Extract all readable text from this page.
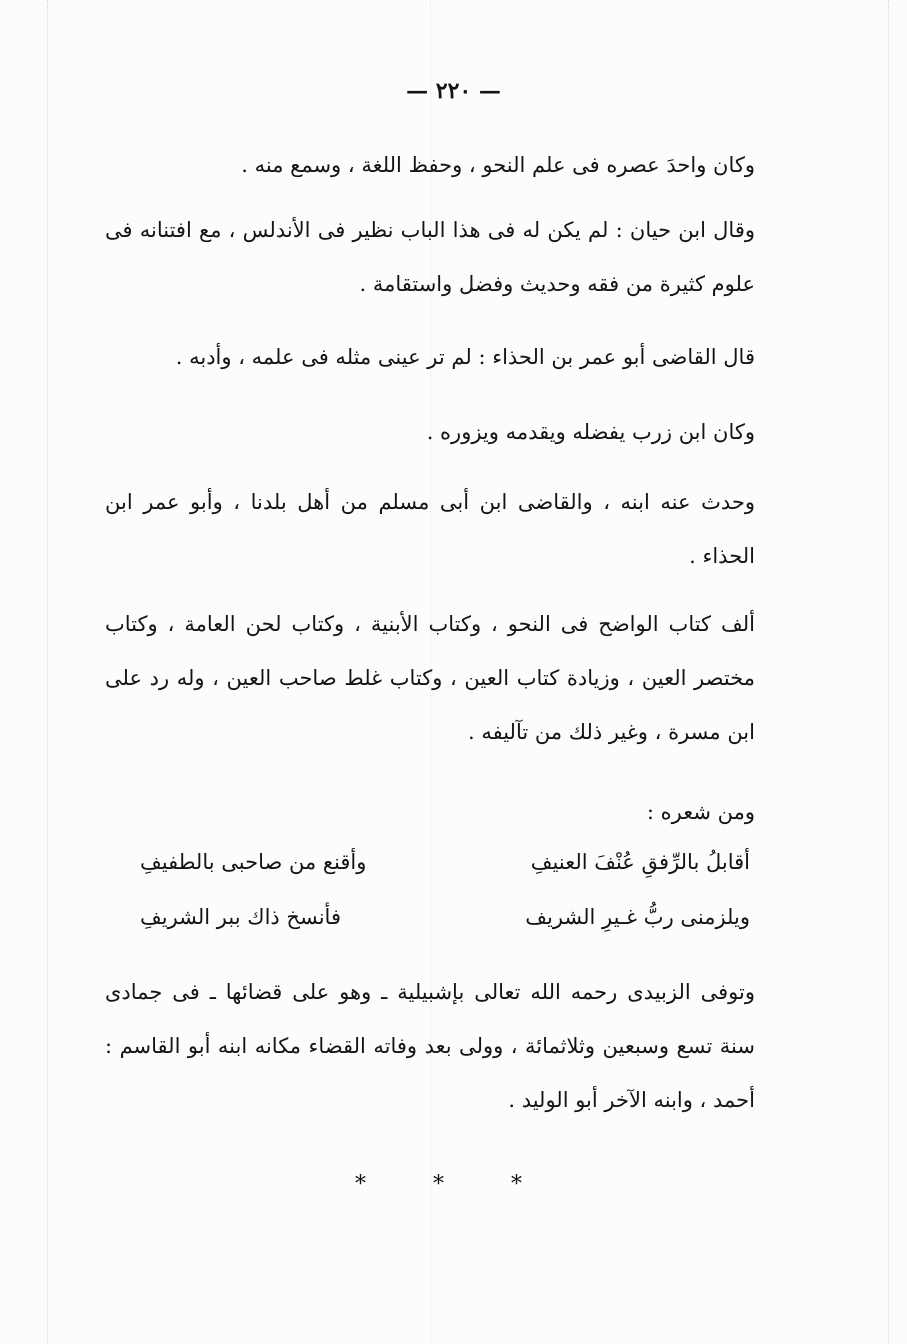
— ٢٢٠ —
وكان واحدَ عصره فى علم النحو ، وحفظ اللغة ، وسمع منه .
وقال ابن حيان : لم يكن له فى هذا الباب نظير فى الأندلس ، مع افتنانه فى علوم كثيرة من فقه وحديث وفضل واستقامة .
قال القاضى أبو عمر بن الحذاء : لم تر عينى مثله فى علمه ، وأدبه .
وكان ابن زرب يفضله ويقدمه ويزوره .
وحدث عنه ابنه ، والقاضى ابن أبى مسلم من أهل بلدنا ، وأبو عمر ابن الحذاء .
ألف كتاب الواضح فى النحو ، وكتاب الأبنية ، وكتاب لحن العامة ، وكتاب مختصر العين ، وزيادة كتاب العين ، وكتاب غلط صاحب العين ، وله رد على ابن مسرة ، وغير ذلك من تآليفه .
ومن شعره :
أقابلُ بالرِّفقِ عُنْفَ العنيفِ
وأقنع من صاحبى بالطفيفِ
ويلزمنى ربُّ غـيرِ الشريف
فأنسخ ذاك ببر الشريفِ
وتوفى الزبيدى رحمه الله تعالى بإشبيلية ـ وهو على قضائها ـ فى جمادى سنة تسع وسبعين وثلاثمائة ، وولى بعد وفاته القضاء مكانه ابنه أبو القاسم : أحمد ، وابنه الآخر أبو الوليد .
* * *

========

Output, exactly, all the records above; include no pictures.

Exercise response ->
Extract all readable text from this page.
— ٢٢٠ —
وكان واحدَ عصره فى علم النحو ، وحفظ اللغة ، وسمع منه .
وقال ابن حيان : لم يكن له فى هذا الباب نظير فى الأندلس ، مع افتنانه فى علوم كثيرة من فقه وحديث وفضل واستقامة .
قال القاضى أبو عمر بن الحذاء : لم تر عينى مثله فى علمه ، وأدبه .
وكان ابن زرب يفضله ويقدمه ويزوره .
وحدث عنه ابنه ، والقاضى ابن أبى مسلم من أهل بلدنا ، وأبو عمر ابن الحذاء .
ألف كتاب الواضح فى النحو ، وكتاب الأبنية ، وكتاب لحن العامة ، وكتاب مختصر العين ، وزيادة كتاب العين ، وكتاب غلط صاحب العين ، وله رد على ابن مسرة ، وغير ذلك من تآليفه .
ومن شعره :
أقابلُ بالرِّفقِ عُنْفَ العنيفِ
وأقنع من صاحبى بالطفيفِ
ويلزمنى ربُّ غـيرِ الشريف
فأنسخ ذاك ببر الشريفِ
وتوفى الزبيدى رحمه الله تعالى بإشبيلية ـ وهو على قضائها ـ فى جمادى سنة تسع وسبعين وثلاثمائة ، وولى بعد وفاته القضاء مكانه ابنه أبو القاسم : أحمد ، وابنه الآخر أبو الوليد .
* * *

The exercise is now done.